Challenge: Pull out every line containing the string "visualizer".

——————

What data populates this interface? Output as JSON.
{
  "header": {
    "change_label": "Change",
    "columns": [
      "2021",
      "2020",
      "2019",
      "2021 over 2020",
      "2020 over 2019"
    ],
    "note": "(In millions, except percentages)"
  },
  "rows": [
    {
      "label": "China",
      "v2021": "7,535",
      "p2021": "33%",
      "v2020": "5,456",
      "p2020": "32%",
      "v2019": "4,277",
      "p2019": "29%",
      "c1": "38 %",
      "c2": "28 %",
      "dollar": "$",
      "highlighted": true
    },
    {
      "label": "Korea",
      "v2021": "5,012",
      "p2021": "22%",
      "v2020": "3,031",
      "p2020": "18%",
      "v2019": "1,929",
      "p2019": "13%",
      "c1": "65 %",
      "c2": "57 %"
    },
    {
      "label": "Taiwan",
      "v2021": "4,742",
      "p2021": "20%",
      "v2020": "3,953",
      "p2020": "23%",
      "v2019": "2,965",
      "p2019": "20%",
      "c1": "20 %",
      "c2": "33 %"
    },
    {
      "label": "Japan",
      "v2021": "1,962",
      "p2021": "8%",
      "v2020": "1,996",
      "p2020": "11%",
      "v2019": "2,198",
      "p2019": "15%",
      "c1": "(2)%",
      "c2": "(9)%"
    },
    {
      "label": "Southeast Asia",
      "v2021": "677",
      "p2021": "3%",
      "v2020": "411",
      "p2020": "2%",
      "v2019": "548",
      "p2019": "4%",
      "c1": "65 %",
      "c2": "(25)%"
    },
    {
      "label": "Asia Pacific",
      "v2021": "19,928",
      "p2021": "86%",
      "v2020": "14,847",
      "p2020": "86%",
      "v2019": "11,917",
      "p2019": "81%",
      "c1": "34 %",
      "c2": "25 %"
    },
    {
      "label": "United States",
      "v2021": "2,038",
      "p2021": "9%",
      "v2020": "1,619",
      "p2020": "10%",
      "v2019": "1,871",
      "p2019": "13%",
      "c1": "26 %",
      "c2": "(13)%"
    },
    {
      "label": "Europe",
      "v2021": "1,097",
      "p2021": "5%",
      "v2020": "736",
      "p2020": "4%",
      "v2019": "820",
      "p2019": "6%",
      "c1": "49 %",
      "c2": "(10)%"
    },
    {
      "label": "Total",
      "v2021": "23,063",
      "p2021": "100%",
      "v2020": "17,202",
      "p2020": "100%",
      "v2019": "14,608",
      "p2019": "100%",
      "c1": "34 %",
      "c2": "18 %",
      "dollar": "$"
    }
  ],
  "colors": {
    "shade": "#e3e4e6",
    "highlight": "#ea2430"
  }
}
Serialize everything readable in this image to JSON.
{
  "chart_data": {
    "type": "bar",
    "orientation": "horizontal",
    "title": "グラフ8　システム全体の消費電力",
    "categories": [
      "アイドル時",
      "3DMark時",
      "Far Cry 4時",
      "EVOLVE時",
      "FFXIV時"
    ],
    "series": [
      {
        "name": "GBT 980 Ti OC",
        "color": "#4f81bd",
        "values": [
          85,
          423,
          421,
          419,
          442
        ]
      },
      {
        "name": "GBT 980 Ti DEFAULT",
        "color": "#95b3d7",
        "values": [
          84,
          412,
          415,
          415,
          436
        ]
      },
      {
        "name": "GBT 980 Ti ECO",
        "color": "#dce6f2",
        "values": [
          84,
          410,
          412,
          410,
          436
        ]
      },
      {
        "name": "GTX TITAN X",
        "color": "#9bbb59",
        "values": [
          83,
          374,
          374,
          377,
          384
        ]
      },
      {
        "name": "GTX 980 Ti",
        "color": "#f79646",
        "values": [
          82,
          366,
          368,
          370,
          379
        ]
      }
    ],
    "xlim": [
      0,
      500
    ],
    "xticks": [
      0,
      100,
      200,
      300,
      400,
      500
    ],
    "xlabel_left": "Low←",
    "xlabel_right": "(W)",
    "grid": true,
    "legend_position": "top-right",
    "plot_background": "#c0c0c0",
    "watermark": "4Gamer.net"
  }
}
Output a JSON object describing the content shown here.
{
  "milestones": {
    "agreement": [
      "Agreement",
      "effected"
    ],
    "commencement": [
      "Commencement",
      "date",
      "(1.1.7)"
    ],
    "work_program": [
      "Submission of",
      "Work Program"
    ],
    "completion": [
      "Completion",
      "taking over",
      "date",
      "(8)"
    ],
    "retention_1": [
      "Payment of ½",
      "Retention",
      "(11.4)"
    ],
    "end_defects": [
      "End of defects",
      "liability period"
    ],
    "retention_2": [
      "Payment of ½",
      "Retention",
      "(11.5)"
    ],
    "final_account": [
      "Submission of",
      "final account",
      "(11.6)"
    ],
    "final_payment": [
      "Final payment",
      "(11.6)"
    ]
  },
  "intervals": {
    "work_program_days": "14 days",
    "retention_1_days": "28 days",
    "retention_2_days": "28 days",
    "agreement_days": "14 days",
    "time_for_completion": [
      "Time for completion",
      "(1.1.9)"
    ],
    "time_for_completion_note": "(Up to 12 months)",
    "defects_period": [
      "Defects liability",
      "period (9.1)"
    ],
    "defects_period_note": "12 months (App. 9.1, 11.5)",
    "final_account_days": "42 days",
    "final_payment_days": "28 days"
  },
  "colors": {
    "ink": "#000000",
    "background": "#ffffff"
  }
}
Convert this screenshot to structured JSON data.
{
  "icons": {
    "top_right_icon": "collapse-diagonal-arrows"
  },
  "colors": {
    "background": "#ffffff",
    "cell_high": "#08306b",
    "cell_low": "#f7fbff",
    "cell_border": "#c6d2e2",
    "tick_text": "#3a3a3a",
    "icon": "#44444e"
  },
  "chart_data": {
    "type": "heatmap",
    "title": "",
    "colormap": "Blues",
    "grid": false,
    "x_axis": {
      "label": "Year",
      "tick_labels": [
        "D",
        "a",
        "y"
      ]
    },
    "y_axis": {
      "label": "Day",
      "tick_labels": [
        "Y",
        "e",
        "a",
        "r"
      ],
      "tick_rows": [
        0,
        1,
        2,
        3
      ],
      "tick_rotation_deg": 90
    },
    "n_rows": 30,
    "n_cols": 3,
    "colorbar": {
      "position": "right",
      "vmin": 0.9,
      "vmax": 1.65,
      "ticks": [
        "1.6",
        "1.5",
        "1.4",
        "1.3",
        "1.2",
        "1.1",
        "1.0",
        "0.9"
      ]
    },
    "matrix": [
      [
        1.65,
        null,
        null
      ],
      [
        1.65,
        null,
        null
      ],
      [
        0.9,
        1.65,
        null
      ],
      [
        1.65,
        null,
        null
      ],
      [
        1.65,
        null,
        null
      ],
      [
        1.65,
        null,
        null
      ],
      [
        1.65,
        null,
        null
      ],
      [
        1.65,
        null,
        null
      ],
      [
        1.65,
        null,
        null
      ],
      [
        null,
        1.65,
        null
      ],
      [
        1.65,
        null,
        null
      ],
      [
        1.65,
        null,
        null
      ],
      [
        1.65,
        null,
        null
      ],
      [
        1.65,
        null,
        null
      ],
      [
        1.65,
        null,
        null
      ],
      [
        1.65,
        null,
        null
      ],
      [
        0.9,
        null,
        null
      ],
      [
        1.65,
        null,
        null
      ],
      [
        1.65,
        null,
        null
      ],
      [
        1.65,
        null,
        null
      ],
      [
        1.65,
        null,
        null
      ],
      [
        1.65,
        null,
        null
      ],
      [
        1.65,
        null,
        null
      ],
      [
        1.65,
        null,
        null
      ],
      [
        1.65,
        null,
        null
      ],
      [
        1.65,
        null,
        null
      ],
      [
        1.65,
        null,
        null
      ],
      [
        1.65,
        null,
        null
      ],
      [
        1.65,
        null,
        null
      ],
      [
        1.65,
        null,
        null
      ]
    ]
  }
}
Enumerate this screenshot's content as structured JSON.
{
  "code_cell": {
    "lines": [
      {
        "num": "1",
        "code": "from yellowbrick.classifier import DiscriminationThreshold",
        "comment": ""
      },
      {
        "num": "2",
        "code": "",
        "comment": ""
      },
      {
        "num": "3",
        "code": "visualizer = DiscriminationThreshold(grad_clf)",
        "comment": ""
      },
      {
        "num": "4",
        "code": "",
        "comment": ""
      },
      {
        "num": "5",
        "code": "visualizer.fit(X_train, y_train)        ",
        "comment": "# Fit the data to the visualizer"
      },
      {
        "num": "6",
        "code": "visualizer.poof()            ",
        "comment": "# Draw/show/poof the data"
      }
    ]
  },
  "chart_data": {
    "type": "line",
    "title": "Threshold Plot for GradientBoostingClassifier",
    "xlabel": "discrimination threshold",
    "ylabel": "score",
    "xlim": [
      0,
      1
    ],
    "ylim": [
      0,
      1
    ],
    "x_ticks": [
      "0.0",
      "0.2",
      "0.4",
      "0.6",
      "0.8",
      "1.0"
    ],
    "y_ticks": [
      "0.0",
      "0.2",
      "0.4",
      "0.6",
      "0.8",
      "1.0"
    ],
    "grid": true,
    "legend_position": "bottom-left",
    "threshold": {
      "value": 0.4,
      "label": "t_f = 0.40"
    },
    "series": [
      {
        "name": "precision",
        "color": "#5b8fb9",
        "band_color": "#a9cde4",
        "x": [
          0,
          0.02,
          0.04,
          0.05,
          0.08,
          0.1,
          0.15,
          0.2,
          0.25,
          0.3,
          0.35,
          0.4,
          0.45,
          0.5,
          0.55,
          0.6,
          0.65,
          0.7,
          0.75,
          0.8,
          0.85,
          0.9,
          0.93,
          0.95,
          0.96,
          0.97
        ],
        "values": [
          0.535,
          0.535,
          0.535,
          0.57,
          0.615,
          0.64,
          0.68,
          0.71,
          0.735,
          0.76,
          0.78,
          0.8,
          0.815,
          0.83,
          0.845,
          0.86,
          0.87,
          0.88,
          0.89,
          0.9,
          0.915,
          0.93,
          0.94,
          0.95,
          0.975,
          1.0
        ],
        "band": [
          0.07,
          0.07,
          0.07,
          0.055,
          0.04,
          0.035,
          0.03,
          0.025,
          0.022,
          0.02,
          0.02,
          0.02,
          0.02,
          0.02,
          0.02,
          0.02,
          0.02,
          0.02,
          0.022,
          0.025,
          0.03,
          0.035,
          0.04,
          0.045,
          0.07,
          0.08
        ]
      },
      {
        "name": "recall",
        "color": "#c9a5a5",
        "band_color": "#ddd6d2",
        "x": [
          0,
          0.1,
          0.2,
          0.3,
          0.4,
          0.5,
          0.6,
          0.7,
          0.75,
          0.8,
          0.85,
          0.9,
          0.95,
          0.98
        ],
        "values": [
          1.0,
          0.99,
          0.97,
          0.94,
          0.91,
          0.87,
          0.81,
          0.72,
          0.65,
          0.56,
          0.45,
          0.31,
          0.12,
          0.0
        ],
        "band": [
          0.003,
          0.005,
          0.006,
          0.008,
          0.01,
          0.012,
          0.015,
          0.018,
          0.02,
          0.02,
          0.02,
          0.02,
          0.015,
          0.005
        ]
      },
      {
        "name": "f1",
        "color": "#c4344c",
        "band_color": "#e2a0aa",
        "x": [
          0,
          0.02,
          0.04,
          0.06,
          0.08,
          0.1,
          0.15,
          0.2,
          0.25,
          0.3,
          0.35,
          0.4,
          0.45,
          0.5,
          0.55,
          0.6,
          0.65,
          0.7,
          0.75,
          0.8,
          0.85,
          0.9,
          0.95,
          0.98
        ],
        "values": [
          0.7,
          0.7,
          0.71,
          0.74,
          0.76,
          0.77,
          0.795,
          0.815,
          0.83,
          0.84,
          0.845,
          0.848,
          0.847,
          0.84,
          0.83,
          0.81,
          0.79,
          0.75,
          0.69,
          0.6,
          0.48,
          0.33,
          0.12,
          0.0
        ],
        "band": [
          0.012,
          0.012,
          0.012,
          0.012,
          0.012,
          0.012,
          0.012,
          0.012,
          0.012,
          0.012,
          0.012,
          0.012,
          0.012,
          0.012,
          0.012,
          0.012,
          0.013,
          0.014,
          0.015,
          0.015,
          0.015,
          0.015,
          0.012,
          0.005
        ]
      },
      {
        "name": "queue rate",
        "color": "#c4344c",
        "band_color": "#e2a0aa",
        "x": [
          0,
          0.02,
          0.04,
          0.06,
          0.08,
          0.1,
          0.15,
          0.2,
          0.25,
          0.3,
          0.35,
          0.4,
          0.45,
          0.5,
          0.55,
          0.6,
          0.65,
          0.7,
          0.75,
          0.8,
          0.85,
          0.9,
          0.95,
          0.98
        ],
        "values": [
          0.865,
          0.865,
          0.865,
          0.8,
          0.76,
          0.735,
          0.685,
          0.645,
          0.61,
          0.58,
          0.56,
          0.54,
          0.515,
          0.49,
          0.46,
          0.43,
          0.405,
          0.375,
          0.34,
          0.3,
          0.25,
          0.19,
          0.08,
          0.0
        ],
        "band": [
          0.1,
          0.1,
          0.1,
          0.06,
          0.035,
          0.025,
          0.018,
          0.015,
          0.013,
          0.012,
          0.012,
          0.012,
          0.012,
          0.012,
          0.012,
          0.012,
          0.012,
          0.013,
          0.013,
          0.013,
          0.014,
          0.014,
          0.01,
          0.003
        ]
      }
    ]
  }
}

——————

Written reply:
        "code": "visualizer = DiscriminationThreshold(grad_clf)",
        "code": "visualizer.fit(X_train, y_train)        ",
        "comment": "# Fit the data to the visualizer"
        "code": "visualizer.poof()            ",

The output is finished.